Provided records -

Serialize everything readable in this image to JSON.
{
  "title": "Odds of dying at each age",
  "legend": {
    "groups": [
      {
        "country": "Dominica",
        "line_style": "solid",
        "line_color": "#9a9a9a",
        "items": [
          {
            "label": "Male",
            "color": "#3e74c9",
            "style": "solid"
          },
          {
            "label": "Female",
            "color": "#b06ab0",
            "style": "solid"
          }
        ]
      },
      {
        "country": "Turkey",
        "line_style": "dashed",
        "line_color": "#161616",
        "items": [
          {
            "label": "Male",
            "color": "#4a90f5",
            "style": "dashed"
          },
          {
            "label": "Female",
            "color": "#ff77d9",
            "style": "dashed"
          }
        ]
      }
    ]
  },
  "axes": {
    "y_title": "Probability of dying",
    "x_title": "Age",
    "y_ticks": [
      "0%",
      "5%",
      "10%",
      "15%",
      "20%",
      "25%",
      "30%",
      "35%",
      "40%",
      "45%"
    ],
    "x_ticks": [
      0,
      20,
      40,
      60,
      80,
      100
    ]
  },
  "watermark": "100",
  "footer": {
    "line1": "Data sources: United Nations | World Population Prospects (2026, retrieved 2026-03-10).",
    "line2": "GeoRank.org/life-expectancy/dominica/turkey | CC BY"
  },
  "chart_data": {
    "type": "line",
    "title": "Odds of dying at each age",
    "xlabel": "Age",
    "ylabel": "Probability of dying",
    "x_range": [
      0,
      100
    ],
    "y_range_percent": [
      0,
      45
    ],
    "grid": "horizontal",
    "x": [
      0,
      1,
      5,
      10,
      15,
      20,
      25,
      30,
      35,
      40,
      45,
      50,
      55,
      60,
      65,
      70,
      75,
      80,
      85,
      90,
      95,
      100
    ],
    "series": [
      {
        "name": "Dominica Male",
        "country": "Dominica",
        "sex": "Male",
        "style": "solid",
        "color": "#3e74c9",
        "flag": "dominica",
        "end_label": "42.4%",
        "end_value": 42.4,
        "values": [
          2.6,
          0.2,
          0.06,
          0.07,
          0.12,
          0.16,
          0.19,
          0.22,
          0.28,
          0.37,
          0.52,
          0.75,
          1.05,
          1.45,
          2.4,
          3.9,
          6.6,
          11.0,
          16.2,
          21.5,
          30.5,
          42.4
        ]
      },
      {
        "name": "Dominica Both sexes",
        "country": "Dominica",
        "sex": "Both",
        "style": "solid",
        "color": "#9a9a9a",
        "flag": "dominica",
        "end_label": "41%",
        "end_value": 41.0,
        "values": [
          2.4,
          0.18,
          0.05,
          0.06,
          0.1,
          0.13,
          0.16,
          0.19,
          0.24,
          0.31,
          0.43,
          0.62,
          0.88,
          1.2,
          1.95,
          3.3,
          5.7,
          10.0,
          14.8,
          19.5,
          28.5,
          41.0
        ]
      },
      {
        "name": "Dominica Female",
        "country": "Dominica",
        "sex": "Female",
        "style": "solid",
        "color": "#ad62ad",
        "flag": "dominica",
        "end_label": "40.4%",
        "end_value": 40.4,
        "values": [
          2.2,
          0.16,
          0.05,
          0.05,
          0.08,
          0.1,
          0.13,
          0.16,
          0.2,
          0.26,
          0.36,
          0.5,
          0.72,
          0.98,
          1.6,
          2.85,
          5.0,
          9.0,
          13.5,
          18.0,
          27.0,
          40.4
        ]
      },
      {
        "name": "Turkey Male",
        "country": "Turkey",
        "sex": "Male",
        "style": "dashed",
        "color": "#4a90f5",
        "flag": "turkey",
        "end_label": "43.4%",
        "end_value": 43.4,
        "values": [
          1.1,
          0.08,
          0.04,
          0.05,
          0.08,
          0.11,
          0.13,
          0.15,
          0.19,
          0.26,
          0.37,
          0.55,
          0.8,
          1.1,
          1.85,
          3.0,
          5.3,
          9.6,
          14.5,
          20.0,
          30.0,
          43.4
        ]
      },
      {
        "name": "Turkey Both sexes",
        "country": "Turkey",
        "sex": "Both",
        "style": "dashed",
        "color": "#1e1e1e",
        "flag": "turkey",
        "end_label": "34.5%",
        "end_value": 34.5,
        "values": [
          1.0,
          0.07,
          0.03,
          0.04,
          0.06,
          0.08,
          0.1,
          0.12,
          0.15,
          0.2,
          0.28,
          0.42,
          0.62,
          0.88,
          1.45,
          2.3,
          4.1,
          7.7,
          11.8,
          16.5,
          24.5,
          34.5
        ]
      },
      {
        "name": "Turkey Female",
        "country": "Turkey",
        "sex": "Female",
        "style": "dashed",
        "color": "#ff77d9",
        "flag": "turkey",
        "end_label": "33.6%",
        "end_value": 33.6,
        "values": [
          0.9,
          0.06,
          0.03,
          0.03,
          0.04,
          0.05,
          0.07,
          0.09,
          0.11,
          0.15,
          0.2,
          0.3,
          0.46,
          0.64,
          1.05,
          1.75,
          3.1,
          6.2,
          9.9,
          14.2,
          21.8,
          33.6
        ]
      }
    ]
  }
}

Exercise instructions - Look through the lines above and collect those with the word "Odds".

The reply -
  "title": "Odds of dying at each age",
    "title": "Odds of dying at each age",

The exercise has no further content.